■ Given problem: Pull out every line in the data that has the string "Intensity" in it.

■ Data extracted from a collection:
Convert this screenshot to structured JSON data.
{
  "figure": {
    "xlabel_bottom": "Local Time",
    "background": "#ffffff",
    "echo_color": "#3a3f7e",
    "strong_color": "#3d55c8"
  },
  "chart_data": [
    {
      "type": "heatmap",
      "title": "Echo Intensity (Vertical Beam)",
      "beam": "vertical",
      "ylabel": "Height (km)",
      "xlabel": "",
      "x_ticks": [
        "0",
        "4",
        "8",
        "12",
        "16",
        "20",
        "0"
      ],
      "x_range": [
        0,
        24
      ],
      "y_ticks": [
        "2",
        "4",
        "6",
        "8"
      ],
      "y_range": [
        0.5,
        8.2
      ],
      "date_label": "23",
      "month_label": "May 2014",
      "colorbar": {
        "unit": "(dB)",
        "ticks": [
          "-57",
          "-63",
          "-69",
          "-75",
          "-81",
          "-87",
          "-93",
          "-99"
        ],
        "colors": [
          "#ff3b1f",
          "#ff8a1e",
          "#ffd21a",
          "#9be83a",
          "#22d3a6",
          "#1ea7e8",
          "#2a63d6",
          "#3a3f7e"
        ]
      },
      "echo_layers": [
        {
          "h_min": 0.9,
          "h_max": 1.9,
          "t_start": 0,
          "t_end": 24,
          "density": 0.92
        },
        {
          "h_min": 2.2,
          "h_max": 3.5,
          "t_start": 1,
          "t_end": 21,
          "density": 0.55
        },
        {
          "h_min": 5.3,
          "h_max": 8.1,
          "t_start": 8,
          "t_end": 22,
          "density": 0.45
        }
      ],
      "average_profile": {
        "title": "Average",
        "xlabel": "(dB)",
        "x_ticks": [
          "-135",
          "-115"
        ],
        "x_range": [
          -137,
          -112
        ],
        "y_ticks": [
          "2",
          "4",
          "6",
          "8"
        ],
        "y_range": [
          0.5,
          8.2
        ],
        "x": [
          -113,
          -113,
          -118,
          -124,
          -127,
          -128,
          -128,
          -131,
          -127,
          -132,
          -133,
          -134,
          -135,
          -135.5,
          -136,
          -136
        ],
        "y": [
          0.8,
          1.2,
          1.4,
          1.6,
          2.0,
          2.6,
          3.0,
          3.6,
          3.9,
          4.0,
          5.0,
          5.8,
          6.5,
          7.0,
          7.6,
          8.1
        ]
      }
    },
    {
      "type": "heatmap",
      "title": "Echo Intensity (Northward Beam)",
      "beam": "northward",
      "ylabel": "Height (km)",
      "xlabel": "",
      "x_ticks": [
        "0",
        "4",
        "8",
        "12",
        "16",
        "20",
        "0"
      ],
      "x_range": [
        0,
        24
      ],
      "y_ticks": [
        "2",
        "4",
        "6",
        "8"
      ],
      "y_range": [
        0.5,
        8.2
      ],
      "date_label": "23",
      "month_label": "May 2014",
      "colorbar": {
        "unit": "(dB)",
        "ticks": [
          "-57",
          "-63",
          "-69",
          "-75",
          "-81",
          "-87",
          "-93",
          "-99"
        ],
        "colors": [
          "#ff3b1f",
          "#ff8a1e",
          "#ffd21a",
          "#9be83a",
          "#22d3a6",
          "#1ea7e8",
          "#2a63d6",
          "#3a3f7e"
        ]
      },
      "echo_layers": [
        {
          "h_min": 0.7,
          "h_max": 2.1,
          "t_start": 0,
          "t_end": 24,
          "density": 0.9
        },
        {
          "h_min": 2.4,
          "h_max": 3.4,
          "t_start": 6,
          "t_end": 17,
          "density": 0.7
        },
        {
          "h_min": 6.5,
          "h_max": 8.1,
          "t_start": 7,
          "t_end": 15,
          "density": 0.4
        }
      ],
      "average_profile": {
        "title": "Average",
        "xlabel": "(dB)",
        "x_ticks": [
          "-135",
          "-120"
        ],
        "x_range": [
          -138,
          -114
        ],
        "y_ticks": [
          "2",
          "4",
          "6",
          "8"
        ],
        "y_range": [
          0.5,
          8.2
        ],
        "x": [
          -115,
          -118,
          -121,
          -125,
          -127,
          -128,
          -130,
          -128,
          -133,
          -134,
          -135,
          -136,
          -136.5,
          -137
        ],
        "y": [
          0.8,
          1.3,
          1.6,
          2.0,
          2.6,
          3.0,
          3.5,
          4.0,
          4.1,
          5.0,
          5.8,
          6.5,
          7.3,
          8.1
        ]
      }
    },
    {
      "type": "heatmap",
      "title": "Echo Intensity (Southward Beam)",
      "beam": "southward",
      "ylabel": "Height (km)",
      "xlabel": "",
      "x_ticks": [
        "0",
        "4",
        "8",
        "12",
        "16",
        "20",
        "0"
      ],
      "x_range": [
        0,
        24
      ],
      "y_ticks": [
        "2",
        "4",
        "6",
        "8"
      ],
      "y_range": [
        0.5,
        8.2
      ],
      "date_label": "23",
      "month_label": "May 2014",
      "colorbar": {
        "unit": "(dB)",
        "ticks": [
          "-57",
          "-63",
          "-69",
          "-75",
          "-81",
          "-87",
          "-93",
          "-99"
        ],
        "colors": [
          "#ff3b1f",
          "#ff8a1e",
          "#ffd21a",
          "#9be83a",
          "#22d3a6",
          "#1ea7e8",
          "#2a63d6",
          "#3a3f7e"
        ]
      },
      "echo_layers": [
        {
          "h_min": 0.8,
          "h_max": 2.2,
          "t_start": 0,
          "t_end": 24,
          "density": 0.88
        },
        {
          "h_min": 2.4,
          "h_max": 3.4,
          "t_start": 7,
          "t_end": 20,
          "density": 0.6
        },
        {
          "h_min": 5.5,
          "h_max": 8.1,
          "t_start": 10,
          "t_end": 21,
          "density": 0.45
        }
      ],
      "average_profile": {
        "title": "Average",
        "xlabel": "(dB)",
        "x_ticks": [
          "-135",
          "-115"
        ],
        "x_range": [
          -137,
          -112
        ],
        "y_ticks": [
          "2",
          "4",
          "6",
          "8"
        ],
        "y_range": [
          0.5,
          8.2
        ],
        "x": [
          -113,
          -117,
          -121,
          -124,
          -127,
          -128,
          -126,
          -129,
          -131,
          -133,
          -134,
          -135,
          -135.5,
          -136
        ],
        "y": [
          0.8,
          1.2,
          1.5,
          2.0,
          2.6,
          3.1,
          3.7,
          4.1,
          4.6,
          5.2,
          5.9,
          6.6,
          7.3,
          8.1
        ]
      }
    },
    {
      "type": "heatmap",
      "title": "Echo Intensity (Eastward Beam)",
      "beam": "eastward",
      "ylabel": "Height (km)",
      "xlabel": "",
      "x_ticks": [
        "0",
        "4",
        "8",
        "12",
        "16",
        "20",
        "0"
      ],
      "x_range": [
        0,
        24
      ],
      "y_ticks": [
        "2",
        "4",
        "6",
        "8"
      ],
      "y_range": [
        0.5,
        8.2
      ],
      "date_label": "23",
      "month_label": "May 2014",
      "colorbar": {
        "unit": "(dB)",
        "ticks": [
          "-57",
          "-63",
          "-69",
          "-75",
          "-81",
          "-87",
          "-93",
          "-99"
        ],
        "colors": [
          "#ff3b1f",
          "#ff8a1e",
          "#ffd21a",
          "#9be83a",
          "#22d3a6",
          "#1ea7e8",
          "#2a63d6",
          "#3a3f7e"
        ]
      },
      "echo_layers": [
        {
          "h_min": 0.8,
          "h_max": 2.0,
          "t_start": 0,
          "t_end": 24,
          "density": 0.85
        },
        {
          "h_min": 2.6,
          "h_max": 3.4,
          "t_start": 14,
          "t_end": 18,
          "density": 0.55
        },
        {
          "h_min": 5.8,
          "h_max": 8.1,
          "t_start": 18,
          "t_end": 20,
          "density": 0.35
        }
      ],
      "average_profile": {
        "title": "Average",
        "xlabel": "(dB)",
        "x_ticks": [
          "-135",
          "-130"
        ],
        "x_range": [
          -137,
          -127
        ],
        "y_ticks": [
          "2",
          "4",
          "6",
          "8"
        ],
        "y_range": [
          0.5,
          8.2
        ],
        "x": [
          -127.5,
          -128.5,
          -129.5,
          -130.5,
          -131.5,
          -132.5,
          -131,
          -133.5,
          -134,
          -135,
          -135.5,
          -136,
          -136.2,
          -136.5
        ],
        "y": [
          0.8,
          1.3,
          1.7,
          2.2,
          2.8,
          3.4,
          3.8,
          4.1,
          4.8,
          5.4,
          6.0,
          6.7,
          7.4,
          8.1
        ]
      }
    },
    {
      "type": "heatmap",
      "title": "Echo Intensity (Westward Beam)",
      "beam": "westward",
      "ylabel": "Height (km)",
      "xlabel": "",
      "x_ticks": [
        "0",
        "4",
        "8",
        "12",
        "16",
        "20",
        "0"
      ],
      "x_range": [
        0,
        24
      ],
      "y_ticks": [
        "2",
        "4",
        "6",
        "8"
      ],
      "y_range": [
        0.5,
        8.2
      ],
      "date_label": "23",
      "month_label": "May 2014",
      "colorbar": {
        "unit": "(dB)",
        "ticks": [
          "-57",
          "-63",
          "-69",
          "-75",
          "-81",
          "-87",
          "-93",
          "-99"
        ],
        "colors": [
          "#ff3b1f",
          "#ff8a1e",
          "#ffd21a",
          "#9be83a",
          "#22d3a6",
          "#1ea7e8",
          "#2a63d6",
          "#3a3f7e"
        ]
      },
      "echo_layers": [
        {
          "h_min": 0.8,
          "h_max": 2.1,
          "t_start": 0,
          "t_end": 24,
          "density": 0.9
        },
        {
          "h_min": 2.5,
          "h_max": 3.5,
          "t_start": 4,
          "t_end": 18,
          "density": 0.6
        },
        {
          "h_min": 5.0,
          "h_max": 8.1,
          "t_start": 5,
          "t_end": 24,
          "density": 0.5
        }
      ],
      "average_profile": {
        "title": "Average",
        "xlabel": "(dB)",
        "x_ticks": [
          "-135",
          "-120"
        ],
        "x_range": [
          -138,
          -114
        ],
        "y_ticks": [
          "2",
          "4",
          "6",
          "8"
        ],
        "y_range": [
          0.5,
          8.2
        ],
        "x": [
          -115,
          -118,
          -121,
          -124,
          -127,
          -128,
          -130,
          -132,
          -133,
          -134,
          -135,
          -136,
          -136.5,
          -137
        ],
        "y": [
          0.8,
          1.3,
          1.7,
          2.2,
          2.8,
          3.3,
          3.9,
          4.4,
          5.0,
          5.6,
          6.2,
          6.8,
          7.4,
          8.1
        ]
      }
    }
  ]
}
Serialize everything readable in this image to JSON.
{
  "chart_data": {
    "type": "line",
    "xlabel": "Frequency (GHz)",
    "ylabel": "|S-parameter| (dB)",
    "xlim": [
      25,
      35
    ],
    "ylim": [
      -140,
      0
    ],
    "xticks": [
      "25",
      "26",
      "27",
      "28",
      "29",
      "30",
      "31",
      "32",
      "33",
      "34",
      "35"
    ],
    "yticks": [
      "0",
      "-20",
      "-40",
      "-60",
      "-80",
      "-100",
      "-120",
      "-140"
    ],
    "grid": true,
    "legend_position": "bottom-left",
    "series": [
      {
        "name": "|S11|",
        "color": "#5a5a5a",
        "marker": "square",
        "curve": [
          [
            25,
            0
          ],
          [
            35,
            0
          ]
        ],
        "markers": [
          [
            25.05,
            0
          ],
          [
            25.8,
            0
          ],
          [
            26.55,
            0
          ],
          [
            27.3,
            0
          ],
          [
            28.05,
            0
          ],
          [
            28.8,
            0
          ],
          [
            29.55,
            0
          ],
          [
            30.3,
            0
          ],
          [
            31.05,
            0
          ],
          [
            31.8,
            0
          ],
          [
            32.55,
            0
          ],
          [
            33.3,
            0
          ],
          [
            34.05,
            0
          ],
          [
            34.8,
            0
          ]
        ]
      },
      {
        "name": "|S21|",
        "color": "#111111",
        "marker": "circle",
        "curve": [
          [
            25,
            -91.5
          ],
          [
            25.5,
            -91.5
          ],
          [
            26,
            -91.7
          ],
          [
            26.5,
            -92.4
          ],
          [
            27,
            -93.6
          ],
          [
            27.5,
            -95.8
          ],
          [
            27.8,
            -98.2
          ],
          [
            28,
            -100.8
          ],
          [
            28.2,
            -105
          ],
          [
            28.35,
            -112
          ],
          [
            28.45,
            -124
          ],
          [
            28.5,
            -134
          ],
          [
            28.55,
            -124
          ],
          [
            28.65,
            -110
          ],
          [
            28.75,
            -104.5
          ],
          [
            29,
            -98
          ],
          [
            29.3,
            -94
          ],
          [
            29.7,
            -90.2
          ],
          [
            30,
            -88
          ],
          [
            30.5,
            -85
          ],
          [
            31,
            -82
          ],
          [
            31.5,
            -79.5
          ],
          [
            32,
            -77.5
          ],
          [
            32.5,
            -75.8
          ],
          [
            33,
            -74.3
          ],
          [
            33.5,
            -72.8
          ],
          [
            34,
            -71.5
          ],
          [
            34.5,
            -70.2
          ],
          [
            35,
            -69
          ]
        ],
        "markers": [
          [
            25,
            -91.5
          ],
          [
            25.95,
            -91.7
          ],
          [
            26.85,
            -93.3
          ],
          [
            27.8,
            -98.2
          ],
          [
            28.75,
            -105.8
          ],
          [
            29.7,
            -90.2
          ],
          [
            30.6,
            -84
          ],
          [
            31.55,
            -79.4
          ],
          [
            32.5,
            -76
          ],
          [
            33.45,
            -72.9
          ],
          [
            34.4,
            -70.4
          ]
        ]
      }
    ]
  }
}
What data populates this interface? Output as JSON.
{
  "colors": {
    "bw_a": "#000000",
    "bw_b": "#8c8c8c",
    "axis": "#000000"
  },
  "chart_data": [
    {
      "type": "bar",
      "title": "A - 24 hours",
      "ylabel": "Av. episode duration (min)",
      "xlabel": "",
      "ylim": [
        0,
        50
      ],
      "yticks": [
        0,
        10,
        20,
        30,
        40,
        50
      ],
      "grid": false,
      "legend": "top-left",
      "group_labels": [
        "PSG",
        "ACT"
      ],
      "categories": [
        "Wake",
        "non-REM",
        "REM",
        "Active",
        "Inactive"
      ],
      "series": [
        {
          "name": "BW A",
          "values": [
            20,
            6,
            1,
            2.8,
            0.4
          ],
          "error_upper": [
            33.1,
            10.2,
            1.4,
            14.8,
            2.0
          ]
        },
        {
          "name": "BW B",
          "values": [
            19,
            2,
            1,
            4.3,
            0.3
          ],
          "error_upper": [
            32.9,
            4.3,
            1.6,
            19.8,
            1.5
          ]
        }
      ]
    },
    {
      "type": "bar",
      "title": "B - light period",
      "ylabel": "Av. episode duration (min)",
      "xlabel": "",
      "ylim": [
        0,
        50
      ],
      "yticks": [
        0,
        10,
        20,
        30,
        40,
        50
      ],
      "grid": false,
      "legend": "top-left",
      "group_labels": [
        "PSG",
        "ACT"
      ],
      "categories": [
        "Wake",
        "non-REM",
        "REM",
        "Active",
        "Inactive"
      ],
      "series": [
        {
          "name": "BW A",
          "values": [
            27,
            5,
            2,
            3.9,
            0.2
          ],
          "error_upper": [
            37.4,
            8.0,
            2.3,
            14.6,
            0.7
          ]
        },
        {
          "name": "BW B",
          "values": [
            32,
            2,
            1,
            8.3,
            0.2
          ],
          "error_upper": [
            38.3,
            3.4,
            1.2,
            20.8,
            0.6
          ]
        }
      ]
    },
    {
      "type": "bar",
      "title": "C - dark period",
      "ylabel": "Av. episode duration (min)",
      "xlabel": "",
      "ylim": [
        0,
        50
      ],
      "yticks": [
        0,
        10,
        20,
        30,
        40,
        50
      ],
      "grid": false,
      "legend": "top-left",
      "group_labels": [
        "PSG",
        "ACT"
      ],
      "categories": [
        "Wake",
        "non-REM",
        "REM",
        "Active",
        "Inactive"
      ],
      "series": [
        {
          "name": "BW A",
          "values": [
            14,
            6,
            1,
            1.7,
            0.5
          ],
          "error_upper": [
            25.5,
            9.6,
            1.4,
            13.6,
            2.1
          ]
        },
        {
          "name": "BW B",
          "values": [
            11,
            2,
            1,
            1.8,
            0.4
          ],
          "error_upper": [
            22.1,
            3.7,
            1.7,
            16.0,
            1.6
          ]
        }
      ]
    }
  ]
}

■ Response to the task:
      "title": "Echo Intensity (Vertical Beam)",
      "title": "Echo Intensity (Northward Beam)",
      "title": "Echo Intensity (Southward Beam)",
      "title": "Echo Intensity (Eastward Beam)",
      "title": "Echo Intensity (Westward Beam)",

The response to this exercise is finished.